• [Task goal]: Without the pictures, give the entries below again exactly as written.

Excerpts from a figure dataset:
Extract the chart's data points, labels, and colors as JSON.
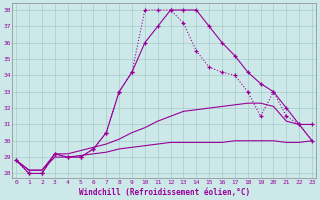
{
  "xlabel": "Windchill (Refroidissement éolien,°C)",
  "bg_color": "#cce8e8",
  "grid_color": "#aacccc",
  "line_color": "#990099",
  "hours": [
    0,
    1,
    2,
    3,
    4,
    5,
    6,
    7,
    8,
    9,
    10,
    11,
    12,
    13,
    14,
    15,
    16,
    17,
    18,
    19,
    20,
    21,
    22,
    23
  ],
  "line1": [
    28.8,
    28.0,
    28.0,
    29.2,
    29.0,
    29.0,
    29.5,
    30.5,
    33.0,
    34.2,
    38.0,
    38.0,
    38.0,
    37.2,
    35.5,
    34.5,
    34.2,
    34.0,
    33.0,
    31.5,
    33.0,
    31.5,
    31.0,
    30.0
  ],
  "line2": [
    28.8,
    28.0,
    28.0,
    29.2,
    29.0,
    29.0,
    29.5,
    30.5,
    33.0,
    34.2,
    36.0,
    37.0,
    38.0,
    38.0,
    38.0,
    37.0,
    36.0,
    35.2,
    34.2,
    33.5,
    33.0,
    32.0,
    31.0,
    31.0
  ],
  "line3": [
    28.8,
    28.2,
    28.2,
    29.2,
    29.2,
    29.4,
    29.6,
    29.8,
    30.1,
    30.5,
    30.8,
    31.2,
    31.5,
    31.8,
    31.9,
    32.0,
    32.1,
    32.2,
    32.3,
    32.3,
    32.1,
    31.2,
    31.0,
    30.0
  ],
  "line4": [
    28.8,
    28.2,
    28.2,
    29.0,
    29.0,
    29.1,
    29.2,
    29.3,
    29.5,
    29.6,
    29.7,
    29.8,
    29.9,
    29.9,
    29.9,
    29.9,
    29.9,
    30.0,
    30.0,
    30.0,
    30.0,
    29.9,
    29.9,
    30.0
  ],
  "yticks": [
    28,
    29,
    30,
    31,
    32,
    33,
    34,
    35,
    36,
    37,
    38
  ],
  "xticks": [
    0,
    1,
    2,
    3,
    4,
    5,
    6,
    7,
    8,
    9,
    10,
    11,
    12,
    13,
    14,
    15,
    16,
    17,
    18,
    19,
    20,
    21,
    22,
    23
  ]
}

• [Correct response]:
Extract the chart's data points, labels, and colors as JSON.
{
  "xlabel": "Windchill (Refroidissement éolien,°C)",
  "bg_color": "#cce8e8",
  "grid_color": "#aacccc",
  "line_color": "#990099",
  "hours": [
    0,
    1,
    2,
    3,
    4,
    5,
    6,
    7,
    8,
    9,
    10,
    11,
    12,
    13,
    14,
    15,
    16,
    17,
    18,
    19,
    20,
    21,
    22,
    23
  ],
  "line1": [
    28.8,
    28.0,
    28.0,
    29.2,
    29.0,
    29.0,
    29.5,
    30.5,
    33.0,
    34.2,
    38.0,
    38.0,
    38.0,
    37.2,
    35.5,
    34.5,
    34.2,
    34.0,
    33.0,
    31.5,
    33.0,
    31.5,
    31.0,
    30.0
  ],
  "line2": [
    28.8,
    28.0,
    28.0,
    29.2,
    29.0,
    29.0,
    29.5,
    30.5,
    33.0,
    34.2,
    36.0,
    37.0,
    38.0,
    38.0,
    38.0,
    37.0,
    36.0,
    35.2,
    34.2,
    33.5,
    33.0,
    32.0,
    31.0,
    31.0
  ],
  "line3": [
    28.8,
    28.2,
    28.2,
    29.2,
    29.2,
    29.4,
    29.6,
    29.8,
    30.1,
    30.5,
    30.8,
    31.2,
    31.5,
    31.8,
    31.9,
    32.0,
    32.1,
    32.2,
    32.3,
    32.3,
    32.1,
    31.2,
    31.0,
    30.0
  ],
  "line4": [
    28.8,
    28.2,
    28.2,
    29.0,
    29.0,
    29.1,
    29.2,
    29.3,
    29.5,
    29.6,
    29.7,
    29.8,
    29.9,
    29.9,
    29.9,
    29.9,
    29.9,
    30.0,
    30.0,
    30.0,
    30.0,
    29.9,
    29.9,
    30.0
  ],
  "yticks": [
    28,
    29,
    30,
    31,
    32,
    33,
    34,
    35,
    36,
    37,
    38
  ],
  "xticks": [
    0,
    1,
    2,
    3,
    4,
    5,
    6,
    7,
    8,
    9,
    10,
    11,
    12,
    13,
    14,
    15,
    16,
    17,
    18,
    19,
    20,
    21,
    22,
    23
  ]
}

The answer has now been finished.